• _Task to carry out_
Look through the records below, and copy out every line that holds the string "this".

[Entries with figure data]
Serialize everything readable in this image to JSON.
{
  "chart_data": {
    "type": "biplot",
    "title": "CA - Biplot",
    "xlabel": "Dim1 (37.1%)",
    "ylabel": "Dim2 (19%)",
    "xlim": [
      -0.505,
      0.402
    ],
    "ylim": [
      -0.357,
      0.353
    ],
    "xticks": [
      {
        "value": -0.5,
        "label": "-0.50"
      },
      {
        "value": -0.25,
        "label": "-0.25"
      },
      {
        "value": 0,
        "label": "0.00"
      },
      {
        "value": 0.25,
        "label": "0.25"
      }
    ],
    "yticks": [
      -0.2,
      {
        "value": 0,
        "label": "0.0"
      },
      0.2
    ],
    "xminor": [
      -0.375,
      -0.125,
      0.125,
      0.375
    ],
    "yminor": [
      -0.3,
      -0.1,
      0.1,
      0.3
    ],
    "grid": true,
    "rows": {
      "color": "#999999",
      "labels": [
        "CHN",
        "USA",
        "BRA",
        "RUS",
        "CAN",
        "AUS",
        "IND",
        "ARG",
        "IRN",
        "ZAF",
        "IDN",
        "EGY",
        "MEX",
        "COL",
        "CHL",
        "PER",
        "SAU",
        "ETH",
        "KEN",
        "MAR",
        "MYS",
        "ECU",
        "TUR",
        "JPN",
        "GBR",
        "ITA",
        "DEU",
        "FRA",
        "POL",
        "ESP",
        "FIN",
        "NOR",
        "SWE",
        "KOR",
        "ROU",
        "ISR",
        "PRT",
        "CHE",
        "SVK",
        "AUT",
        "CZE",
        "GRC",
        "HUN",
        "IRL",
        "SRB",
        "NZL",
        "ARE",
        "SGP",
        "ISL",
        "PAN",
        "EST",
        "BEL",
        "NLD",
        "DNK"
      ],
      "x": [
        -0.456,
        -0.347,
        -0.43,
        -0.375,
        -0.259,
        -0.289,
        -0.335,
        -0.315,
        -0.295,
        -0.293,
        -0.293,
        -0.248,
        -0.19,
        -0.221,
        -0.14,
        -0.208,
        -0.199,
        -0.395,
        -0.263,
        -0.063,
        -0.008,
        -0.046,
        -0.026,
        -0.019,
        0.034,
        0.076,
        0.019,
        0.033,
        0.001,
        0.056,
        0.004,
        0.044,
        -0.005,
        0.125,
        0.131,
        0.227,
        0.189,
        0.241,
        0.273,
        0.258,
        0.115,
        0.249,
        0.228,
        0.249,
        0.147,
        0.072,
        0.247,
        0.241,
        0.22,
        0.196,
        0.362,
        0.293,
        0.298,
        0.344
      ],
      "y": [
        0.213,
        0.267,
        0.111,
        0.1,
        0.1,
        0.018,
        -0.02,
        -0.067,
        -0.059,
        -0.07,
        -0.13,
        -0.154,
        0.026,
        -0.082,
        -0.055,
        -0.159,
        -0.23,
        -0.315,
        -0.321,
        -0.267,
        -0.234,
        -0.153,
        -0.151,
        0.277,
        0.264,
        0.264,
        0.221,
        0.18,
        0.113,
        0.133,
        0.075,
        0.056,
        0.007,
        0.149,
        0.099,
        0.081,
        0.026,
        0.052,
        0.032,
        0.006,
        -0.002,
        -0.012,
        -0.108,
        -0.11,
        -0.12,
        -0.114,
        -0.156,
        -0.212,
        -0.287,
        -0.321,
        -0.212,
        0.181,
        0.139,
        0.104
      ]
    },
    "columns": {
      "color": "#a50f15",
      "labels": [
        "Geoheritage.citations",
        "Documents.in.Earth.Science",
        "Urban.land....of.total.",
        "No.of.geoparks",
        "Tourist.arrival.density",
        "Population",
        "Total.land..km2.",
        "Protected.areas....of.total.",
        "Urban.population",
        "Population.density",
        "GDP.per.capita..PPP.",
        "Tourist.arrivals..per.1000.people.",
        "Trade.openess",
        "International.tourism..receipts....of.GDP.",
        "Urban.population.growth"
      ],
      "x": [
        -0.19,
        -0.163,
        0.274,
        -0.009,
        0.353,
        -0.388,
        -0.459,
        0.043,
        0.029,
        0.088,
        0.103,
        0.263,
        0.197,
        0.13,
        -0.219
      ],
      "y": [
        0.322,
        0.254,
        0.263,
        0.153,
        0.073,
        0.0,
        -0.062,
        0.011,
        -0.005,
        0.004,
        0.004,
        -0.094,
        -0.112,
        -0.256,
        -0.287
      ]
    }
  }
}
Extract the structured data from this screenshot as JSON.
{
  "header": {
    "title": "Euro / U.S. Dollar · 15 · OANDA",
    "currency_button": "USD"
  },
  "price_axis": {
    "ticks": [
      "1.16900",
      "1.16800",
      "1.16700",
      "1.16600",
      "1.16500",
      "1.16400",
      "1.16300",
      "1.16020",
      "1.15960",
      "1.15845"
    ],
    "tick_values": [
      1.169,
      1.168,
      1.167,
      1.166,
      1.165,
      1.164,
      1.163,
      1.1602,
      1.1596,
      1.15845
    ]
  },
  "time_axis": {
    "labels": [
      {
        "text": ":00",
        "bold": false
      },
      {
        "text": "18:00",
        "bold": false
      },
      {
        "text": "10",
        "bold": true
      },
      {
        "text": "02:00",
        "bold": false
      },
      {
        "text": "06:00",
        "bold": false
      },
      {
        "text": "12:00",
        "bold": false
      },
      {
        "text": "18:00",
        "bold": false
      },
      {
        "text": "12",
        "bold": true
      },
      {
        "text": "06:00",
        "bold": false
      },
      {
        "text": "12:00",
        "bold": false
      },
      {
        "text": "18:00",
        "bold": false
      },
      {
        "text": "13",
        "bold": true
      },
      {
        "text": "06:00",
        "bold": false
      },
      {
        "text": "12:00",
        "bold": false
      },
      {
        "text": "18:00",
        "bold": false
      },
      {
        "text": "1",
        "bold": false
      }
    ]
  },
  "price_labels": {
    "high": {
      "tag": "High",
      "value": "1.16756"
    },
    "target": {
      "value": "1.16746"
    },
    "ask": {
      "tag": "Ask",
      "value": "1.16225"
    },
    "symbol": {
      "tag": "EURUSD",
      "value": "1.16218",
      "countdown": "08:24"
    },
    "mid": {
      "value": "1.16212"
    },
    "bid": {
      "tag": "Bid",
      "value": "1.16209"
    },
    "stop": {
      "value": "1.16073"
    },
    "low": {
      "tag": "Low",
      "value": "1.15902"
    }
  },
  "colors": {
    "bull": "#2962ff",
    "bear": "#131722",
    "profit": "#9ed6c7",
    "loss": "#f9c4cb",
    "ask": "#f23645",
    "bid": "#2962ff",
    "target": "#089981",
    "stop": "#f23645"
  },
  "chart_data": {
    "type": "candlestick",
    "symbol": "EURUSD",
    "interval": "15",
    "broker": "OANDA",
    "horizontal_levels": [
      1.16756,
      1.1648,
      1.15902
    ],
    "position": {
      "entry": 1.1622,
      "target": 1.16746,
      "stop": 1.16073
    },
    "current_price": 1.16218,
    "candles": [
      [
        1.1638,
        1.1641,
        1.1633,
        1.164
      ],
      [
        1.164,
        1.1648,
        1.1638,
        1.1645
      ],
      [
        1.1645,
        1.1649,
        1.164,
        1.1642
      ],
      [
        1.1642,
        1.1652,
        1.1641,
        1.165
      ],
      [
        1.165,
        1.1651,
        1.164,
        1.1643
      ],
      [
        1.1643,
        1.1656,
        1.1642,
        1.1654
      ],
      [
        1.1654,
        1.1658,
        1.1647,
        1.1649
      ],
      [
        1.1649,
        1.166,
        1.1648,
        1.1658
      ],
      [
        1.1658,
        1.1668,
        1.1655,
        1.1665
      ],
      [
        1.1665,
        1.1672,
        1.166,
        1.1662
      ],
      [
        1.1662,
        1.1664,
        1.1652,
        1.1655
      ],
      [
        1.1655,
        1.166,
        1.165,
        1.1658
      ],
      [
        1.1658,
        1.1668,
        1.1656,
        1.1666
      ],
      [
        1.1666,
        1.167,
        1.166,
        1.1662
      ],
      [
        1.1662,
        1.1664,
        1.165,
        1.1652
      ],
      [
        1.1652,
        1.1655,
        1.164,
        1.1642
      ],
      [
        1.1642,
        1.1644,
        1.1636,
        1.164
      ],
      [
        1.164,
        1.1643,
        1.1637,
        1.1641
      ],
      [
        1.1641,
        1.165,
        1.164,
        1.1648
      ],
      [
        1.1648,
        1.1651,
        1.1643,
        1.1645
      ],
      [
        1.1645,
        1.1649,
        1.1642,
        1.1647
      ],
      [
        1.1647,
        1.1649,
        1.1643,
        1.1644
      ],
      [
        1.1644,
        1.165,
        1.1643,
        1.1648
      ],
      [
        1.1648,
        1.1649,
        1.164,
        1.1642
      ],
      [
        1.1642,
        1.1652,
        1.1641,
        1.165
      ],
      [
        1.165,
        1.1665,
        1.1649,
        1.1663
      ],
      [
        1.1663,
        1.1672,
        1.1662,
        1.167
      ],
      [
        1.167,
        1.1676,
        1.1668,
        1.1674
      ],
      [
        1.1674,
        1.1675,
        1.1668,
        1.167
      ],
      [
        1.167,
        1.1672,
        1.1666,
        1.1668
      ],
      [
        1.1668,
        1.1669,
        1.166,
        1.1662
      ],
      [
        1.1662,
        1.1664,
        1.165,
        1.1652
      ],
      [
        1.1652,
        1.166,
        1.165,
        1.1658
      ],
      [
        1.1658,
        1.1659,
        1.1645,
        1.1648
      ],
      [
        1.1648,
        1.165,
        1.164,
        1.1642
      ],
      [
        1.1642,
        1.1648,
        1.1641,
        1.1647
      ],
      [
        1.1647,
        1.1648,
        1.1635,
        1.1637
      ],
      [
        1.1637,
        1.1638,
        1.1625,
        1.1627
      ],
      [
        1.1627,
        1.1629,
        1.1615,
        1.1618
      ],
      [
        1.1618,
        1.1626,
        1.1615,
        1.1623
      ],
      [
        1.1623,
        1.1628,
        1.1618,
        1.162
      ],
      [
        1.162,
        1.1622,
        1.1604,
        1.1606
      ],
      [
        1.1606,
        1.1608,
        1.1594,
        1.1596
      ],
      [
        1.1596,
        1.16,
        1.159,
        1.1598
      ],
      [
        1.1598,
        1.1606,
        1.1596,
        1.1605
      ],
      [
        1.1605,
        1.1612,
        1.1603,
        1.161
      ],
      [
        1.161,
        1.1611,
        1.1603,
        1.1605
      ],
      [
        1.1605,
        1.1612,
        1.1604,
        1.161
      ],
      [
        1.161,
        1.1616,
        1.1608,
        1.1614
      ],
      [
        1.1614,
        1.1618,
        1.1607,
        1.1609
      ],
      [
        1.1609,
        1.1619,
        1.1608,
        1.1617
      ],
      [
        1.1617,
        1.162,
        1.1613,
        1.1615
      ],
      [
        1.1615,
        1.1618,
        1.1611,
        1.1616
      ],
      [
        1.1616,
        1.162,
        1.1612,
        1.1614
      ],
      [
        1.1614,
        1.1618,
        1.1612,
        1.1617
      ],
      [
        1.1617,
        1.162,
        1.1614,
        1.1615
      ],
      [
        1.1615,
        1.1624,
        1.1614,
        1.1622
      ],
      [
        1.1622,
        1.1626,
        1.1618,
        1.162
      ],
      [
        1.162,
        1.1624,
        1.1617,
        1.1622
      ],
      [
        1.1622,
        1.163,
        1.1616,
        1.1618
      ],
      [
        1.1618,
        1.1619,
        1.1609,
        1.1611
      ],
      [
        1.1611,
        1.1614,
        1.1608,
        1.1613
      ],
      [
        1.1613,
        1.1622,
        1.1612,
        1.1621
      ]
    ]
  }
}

• _Full answer_
Serialize everything readable in this image to JSON.
Extract the structured data from this screenshot as JSON.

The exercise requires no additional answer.